-- START --
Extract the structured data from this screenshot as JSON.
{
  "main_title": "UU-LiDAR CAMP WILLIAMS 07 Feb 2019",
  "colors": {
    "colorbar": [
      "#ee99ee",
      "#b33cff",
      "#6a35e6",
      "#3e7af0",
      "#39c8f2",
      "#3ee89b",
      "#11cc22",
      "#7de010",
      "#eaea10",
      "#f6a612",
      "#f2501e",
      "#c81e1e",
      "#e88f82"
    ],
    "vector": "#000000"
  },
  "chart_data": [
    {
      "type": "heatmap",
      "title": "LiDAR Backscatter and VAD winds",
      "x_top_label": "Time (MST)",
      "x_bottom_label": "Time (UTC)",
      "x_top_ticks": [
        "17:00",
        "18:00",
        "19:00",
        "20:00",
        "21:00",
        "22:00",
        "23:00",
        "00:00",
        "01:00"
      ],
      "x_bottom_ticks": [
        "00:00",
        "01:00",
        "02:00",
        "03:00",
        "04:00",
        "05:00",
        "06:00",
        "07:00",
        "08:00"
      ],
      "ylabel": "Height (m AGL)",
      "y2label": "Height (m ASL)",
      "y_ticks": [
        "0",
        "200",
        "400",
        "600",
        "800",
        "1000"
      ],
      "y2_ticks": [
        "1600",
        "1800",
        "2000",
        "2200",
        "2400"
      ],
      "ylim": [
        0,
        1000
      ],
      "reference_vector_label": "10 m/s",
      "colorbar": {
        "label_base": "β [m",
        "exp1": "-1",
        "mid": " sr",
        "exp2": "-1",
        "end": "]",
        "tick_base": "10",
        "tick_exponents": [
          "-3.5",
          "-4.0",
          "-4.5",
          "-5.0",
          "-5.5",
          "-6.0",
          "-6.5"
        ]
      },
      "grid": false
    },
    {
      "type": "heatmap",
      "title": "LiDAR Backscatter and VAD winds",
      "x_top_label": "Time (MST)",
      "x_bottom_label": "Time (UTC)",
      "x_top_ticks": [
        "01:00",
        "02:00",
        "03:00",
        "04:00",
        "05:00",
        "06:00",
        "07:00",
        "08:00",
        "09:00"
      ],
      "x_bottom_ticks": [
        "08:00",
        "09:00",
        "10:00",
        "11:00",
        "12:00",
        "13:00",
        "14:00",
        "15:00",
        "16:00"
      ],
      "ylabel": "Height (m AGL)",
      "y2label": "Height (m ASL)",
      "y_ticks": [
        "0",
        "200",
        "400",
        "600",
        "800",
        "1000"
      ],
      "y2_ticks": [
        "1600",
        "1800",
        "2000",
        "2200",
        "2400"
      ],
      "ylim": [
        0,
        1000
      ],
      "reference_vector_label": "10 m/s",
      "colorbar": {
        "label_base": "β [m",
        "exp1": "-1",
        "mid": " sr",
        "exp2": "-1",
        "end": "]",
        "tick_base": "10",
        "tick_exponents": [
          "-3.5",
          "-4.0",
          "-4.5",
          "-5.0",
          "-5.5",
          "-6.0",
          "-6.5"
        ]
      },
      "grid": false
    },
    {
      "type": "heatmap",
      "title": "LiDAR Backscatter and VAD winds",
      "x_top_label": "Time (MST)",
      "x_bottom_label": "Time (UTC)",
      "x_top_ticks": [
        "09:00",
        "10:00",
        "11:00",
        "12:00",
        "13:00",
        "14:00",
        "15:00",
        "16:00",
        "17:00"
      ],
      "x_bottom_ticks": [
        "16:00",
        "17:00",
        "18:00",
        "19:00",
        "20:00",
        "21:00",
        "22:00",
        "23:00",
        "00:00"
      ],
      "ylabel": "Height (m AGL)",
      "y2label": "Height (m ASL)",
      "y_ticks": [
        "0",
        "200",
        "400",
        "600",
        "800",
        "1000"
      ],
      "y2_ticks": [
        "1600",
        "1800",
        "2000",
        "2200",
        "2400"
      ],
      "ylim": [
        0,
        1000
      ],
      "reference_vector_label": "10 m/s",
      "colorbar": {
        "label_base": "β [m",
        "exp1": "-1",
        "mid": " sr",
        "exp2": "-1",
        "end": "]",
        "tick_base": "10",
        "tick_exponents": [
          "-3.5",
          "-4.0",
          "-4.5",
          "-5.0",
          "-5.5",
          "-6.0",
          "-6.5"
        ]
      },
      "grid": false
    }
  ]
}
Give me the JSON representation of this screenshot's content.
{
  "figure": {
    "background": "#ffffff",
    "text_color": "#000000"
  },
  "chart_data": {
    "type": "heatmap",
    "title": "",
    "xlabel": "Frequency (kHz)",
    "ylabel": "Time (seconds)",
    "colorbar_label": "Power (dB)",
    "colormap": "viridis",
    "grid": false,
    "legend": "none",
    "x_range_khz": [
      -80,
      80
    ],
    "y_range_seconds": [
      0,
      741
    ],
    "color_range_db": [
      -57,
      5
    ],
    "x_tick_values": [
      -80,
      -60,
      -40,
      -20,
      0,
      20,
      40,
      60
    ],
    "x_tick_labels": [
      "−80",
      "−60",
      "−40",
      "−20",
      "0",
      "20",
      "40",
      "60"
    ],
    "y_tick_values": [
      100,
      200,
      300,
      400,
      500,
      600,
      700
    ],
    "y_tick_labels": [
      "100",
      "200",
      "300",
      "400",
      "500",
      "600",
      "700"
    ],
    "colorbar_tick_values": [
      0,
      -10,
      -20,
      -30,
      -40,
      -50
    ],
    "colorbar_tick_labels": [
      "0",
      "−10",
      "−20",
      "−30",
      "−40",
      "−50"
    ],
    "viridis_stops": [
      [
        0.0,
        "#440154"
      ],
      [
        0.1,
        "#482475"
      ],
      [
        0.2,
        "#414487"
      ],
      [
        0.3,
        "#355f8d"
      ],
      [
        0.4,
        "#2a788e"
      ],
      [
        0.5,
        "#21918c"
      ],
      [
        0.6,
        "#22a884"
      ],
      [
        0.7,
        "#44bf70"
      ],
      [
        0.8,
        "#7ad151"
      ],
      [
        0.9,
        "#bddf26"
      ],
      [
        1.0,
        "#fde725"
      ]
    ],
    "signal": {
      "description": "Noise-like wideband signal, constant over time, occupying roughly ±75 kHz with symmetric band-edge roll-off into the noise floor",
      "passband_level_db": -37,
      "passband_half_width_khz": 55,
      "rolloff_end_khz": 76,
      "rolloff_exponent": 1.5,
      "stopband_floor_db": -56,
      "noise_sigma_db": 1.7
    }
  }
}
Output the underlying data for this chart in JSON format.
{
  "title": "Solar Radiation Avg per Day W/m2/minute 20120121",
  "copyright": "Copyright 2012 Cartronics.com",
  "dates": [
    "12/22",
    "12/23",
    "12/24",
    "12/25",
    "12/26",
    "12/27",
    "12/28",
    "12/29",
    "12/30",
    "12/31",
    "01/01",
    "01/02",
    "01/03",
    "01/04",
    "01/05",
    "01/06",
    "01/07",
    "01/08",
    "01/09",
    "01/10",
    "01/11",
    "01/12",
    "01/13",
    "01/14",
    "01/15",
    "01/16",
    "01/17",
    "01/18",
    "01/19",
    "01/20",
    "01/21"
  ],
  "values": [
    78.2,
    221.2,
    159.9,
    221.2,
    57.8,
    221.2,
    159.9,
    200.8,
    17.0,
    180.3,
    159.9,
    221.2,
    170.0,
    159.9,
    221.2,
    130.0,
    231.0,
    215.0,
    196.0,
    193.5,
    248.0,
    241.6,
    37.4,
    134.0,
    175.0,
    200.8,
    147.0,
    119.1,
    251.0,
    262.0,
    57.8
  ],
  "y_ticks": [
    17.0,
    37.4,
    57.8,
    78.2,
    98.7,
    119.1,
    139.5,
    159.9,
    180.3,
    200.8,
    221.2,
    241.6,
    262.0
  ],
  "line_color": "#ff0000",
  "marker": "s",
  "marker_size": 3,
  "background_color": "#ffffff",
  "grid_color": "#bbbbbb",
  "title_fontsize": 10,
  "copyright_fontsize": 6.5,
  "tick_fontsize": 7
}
-- END --
• _PROBLEM REQUIREMENTS_
Extract lines where the string "signal" occurs.

• _WRITTEN SOLUTION_
    "signal": {
      "description": "Noise-like wideband signal, constant over time, occupying roughly ±75 kHz with symmetric band-edge roll-off into the noise floor",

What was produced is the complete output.